** BEGIN STORED DATA **

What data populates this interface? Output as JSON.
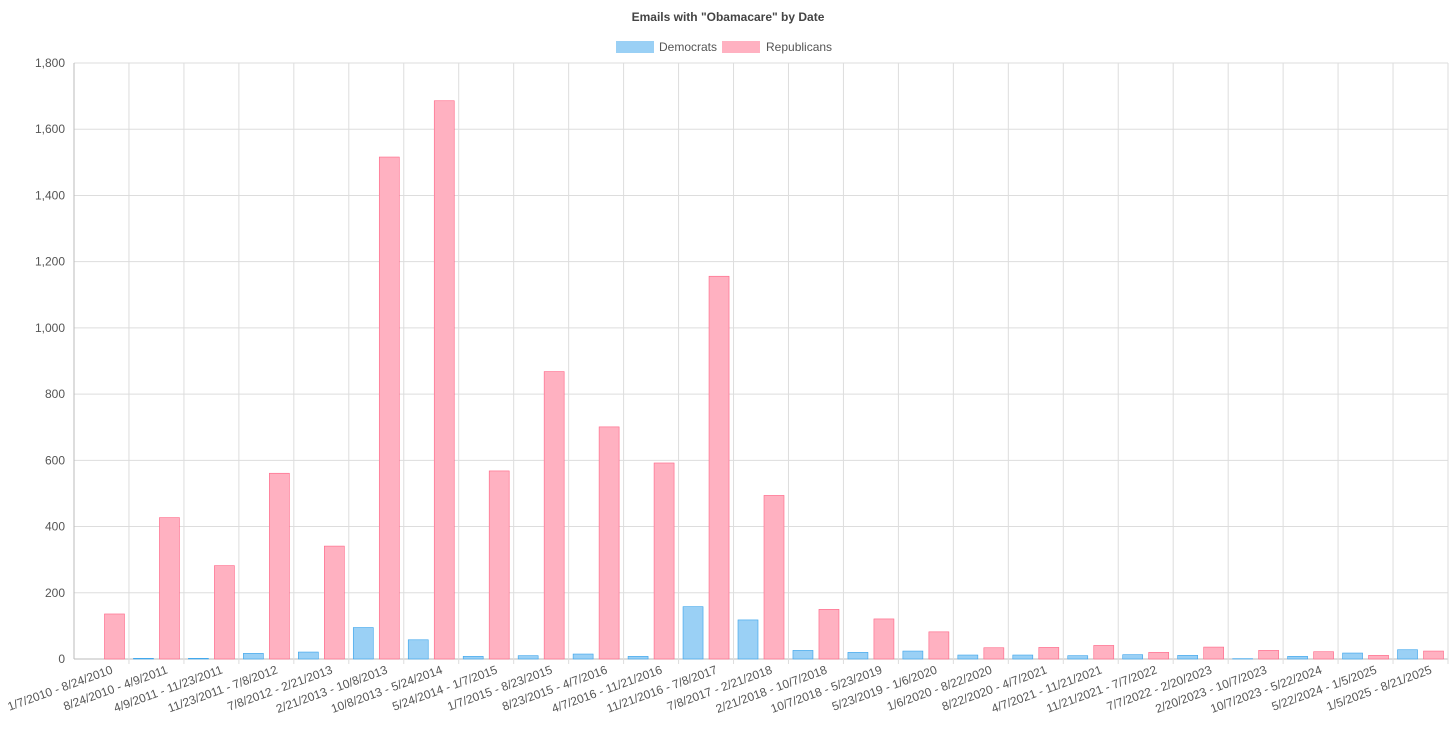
{
  "chart_data": {
    "type": "bar",
    "title": "Emails with \"Obamacare\" by Date",
    "legend_position": "top-center",
    "grid": true,
    "ylim": [
      0,
      1800
    ],
    "yticks": [
      0,
      200,
      400,
      600,
      800,
      1000,
      1200,
      1400,
      1600,
      1800
    ],
    "ytick_labels": [
      "0",
      "200",
      "400",
      "600",
      "800",
      "1,000",
      "1,200",
      "1,400",
      "1,600",
      "1,800"
    ],
    "categories": [
      "1/7/2010 - 8/24/2010",
      "8/24/2010 - 4/9/2011",
      "4/9/2011 - 11/23/2011",
      "11/23/2011 - 7/8/2012",
      "7/8/2012 - 2/21/2013",
      "2/21/2013 - 10/8/2013",
      "10/8/2013 - 5/24/2014",
      "5/24/2014 - 1/7/2015",
      "1/7/2015 - 8/23/2015",
      "8/23/2015 - 4/7/2016",
      "4/7/2016 - 11/21/2016",
      "11/21/2016 - 7/8/2017",
      "7/8/2017 - 2/21/2018",
      "2/21/2018 - 10/7/2018",
      "10/7/2018 - 5/23/2019",
      "5/23/2019 - 1/6/2020",
      "1/6/2020 - 8/22/2020",
      "8/22/2020 - 4/7/2021",
      "4/7/2021 - 11/21/2021",
      "11/21/2021 - 7/7/2022",
      "7/7/2022 - 2/20/2023",
      "2/20/2023 - 10/7/2023",
      "10/7/2023 - 5/22/2024",
      "5/22/2024 - 1/5/2025",
      "1/5/2025 - 8/21/2025"
    ],
    "series": [
      {
        "name": "Democrats",
        "color": "#9ad0f5",
        "border": "#36a2eb",
        "values": [
          0,
          2,
          2,
          17,
          21,
          95,
          58,
          8,
          10,
          15,
          8,
          158,
          118,
          26,
          20,
          24,
          12,
          12,
          10,
          13,
          11,
          1,
          8,
          18,
          28
        ]
      },
      {
        "name": "Republicans",
        "color": "#ffb1c1",
        "border": "#ff6384",
        "values": [
          136,
          427,
          282,
          561,
          341,
          1516,
          1686,
          568,
          868,
          701,
          592,
          1156,
          494,
          150,
          121,
          82,
          34,
          35,
          41,
          20,
          36,
          26,
          22,
          11,
          24
        ]
      }
    ]
  }
}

** END STORED DATA **

Each entry above should be reproduced exactly, with the pictures removed.

§ ANSWER
What data populates this interface? Output as JSON.
{
  "chart_data": {
    "type": "bar",
    "title": "Emails with \"Obamacare\" by Date",
    "legend_position": "top-center",
    "grid": true,
    "ylim": [
      0,
      1800
    ],
    "yticks": [
      0,
      200,
      400,
      600,
      800,
      1000,
      1200,
      1400,
      1600,
      1800
    ],
    "ytick_labels": [
      "0",
      "200",
      "400",
      "600",
      "800",
      "1,000",
      "1,200",
      "1,400",
      "1,600",
      "1,800"
    ],
    "categories": [
      "1/7/2010 - 8/24/2010",
      "8/24/2010 - 4/9/2011",
      "4/9/2011 - 11/23/2011",
      "11/23/2011 - 7/8/2012",
      "7/8/2012 - 2/21/2013",
      "2/21/2013 - 10/8/2013",
      "10/8/2013 - 5/24/2014",
      "5/24/2014 - 1/7/2015",
      "1/7/2015 - 8/23/2015",
      "8/23/2015 - 4/7/2016",
      "4/7/2016 - 11/21/2016",
      "11/21/2016 - 7/8/2017",
      "7/8/2017 - 2/21/2018",
      "2/21/2018 - 10/7/2018",
      "10/7/2018 - 5/23/2019",
      "5/23/2019 - 1/6/2020",
      "1/6/2020 - 8/22/2020",
      "8/22/2020 - 4/7/2021",
      "4/7/2021 - 11/21/2021",
      "11/21/2021 - 7/7/2022",
      "7/7/2022 - 2/20/2023",
      "2/20/2023 - 10/7/2023",
      "10/7/2023 - 5/22/2024",
      "5/22/2024 - 1/5/2025",
      "1/5/2025 - 8/21/2025"
    ],
    "series": [
      {
        "name": "Democrats",
        "color": "#9ad0f5",
        "border": "#36a2eb",
        "values": [
          0,
          2,
          2,
          17,
          21,
          95,
          58,
          8,
          10,
          15,
          8,
          158,
          118,
          26,
          20,
          24,
          12,
          12,
          10,
          13,
          11,
          1,
          8,
          18,
          28
        ]
      },
      {
        "name": "Republicans",
        "color": "#ffb1c1",
        "border": "#ff6384",
        "values": [
          136,
          427,
          282,
          561,
          341,
          1516,
          1686,
          568,
          868,
          701,
          592,
          1156,
          494,
          150,
          121,
          82,
          34,
          35,
          41,
          20,
          36,
          26,
          22,
          11,
          24
        ]
      }
    ]
  }
}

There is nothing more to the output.